DATA TO PROCESS:
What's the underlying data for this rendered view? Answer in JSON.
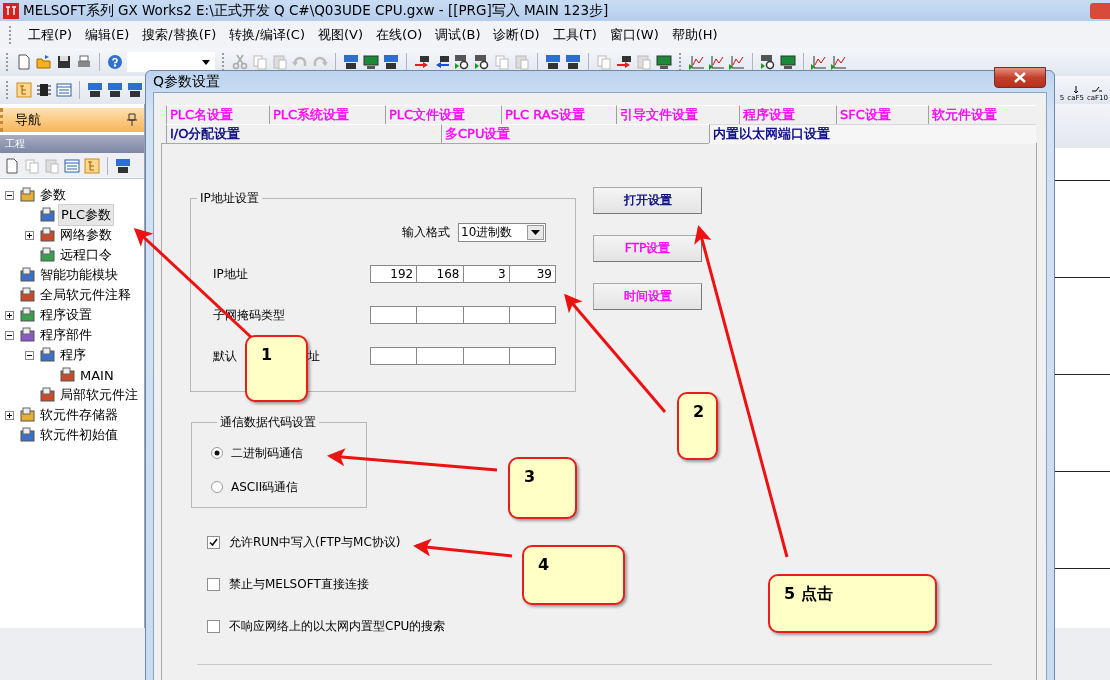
{
  "window": {
    "title": "MELSOFT系列 GX Works2 E:\\正式开发 Q C#\\Q03UDE CPU.gxw - [[PRG]写入 MAIN 123步]"
  },
  "menu": [
    "工程(P)",
    "编辑(E)",
    "搜索/替换(F)",
    "转换/编译(C)",
    "视图(V)",
    "在线(O)",
    "调试(B)",
    "诊断(D)",
    "工具(T)",
    "窗口(W)",
    "帮助(H)"
  ],
  "toolbar_tail": [
    "5",
    "caF5",
    "caF10"
  ],
  "navigator": {
    "title": "导航",
    "section": "工程",
    "tree": [
      {
        "label": "参数",
        "expanded": true,
        "selected": false,
        "children": [
          {
            "label": "PLC参数",
            "selected": true
          },
          {
            "label": "网络参数",
            "expanded": false,
            "selected": false
          },
          {
            "label": "远程口令",
            "selected": false
          }
        ]
      },
      {
        "label": "智能功能模块",
        "selected": false
      },
      {
        "label": "全局软元件注释",
        "selected": false
      },
      {
        "label": "程序设置",
        "expanded": false,
        "selected": false
      },
      {
        "label": "程序部件",
        "expanded": true,
        "selected": false,
        "children": [
          {
            "label": "程序",
            "expanded": true,
            "selected": false,
            "children": [
              {
                "label": "MAIN",
                "selected": false
              }
            ]
          },
          {
            "label": "局部软元件注",
            "selected": false
          }
        ]
      },
      {
        "label": "软元件存储器",
        "expanded": false,
        "selected": false
      },
      {
        "label": "软元件初始值",
        "selected": false
      }
    ]
  },
  "dialog": {
    "title": "Q参数设置",
    "tab_rows": [
      {
        "tabs": [
          {
            "label": "PLC名设置",
            "color": "#ff00ff",
            "selected": false
          },
          {
            "label": "PLC系统设置",
            "color": "#ff00ff",
            "selected": false
          },
          {
            "label": "PLC文件设置",
            "color": "#ff00ff",
            "selected": false
          },
          {
            "label": "PLC RAS设置",
            "color": "#ff00ff",
            "selected": false
          },
          {
            "label": "引导文件设置",
            "color": "#ff00ff",
            "selected": false
          },
          {
            "label": "程序设置",
            "color": "#ff00ff",
            "selected": false
          },
          {
            "label": "SFC设置",
            "color": "#ff00ff",
            "selected": false
          },
          {
            "label": "软元件设置",
            "color": "#ff00ff",
            "selected": false
          }
        ]
      },
      {
        "tabs": [
          {
            "label": "I/O分配设置",
            "color": "#000080",
            "selected": false
          },
          {
            "label": "多CPU设置",
            "color": "#ff00ff",
            "selected": false
          },
          {
            "label": "内置以太网端口设置",
            "color": "#000080",
            "selected": true
          }
        ]
      }
    ],
    "ip_group": {
      "title": "IP地址设置",
      "format_label": "输入格式",
      "format_value": "10进制数",
      "rows": [
        {
          "label_parts": [
            "IP地址"
          ],
          "values": [
            "192",
            "168",
            "3",
            "39"
          ]
        },
        {
          "label_parts": [
            "子网掩码类型"
          ]
        },
        {
          "label_parts": [
            "默认",
            "址"
          ]
        }
      ]
    },
    "buttons": [
      {
        "label": "打开设置",
        "color": "#000080"
      },
      {
        "label": "FTP设置",
        "color": "#ff00ff"
      },
      {
        "label": "时间设置",
        "color": "#ff00ff"
      }
    ],
    "code_group": {
      "title": "通信数据代码设置",
      "options": [
        {
          "label": "二进制码通信",
          "selected": true
        },
        {
          "label": "ASCII码通信",
          "selected": false
        }
      ]
    },
    "checkboxes": [
      {
        "label": "允许RUN中写入(FTP与MC协议)",
        "checked": true
      },
      {
        "label": "禁止与MELSOFT直接连接",
        "checked": false
      },
      {
        "label": "不响应网络上的以太网内置型CPU的搜索",
        "checked": false
      }
    ]
  },
  "callouts": [
    {
      "text": "1"
    },
    {
      "text": "2"
    },
    {
      "text": "3"
    },
    {
      "text": "4"
    },
    {
      "text": "5 点击"
    }
  ]
}
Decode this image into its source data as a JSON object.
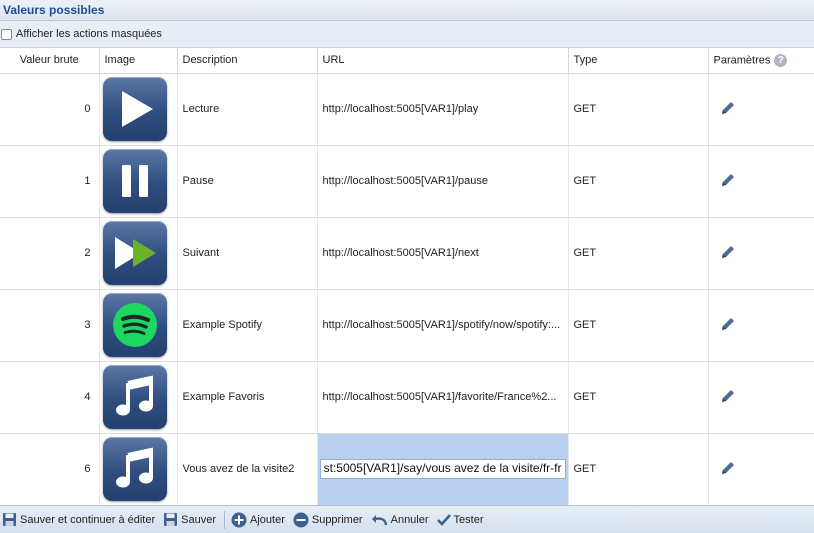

PROBLEM TO SOLVE:
Restate the whole listing above exactly, please, omitting every image.

TASK RESULT:
What's the underlying data for this rendered view? Answer in JSON.
{
  "window": {
    "title": "MELSOFT系列 GX Works2 E:\\正式开发 Q C#\\Q03UDE CPU.gxw - [[PRG]写入 MAIN 123步]"
  },
  "menu": [
    "工程(P)",
    "编辑(E)",
    "搜索/替换(F)",
    "转换/编译(C)",
    "视图(V)",
    "在线(O)",
    "调试(B)",
    "诊断(D)",
    "工具(T)",
    "窗口(W)",
    "帮助(H)"
  ],
  "toolbar_tail": [
    "5",
    "caF5",
    "caF10"
  ],
  "navigator": {
    "title": "导航",
    "section": "工程",
    "tree": [
      {
        "label": "参数",
        "expanded": true,
        "selected": false,
        "children": [
          {
            "label": "PLC参数",
            "selected": true
          },
          {
            "label": "网络参数",
            "expanded": false,
            "selected": false
          },
          {
            "label": "远程口令",
            "selected": false
          }
        ]
      },
      {
        "label": "智能功能模块",
        "selected": false
      },
      {
        "label": "全局软元件注释",
        "selected": false
      },
      {
        "label": "程序设置",
        "expanded": false,
        "selected": false
      },
      {
        "label": "程序部件",
        "expanded": true,
        "selected": false,
        "children": [
          {
            "label": "程序",
            "expanded": true,
            "selected": false,
            "children": [
              {
                "label": "MAIN",
                "selected": false
              }
            ]
          },
          {
            "label": "局部软元件注",
            "selected": false
          }
        ]
      },
      {
        "label": "软元件存储器",
        "expanded": false,
        "selected": false
      },
      {
        "label": "软元件初始值",
        "selected": false
      }
    ]
  },
  "dialog": {
    "title": "Q参数设置",
    "tab_rows": [
      {
        "tabs": [
          {
            "label": "PLC名设置",
            "color": "#ff00ff",
            "selected": false
          },
          {
            "label": "PLC系统设置",
            "color": "#ff00ff",
            "selected": false
          },
          {
            "label": "PLC文件设置",
            "color": "#ff00ff",
            "selected": false
          },
          {
            "label": "PLC RAS设置",
            "color": "#ff00ff",
            "selected": false
          },
          {
            "label": "引导文件设置",
            "color": "#ff00ff",
            "selected": false
          },
          {
            "label": "程序设置",
            "color": "#ff00ff",
            "selected": false
          },
          {
            "label": "SFC设置",
            "color": "#ff00ff",
            "selected": false
          },
          {
            "label": "软元件设置",
            "color": "#ff00ff",
            "selected": false
          }
        ]
      },
      {
        "tabs": [
          {
            "label": "I/O分配设置",
            "color": "#000080",
            "selected": false
          },
          {
            "label": "多CPU设置",
            "color": "#ff00ff",
            "selected": false
          },
          {
            "label": "内置以太网端口设置",
            "color": "#000080",
            "selected": true
          }
        ]
      }
    ],
    "ip_group": {
      "title": "IP地址设置",
      "format_label": "输入格式",
      "format_value": "10进制数",
      "rows": [
        {
          "label_parts": [
            "IP地址"
          ],
          "values": [
            "192",
            "168",
            "3",
            "39"
          ]
        },
        {
          "label_parts": [
            "子网掩码类型"
          ]
        },
        {
          "label_parts": [
            "默认",
            "址"
          ]
        }
      ]
    },
    "buttons": [
      {
        "label": "打开设置",
        "color": "#000080"
      },
      {
        "label": "FTP设置",
        "color": "#ff00ff"
      },
      {
        "label": "时间设置",
        "color": "#ff00ff"
      }
    ],
    "code_group": {
      "title": "通信数据代码设置",
      "options": [
        {
          "label": "二进制码通信",
          "selected": true
        },
        {
          "label": "ASCII码通信",
          "selected": false
        }
      ]
    },
    "checkboxes": [
      {
        "label": "允许RUN中写入(FTP与MC协议)",
        "checked": true
      },
      {
        "label": "禁止与MELSOFT直接连接",
        "checked": false
      },
      {
        "label": "不响应网络上的以太网内置型CPU的搜索",
        "checked": false
      }
    ]
  },
  "callouts": [
    {
      "text": "1"
    },
    {
      "text": "2"
    },
    {
      "text": "3"
    },
    {
      "text": "4"
    },
    {
      "text": "5 点击"
    }
  ]
}
Decode this image into its source data as a JSON object.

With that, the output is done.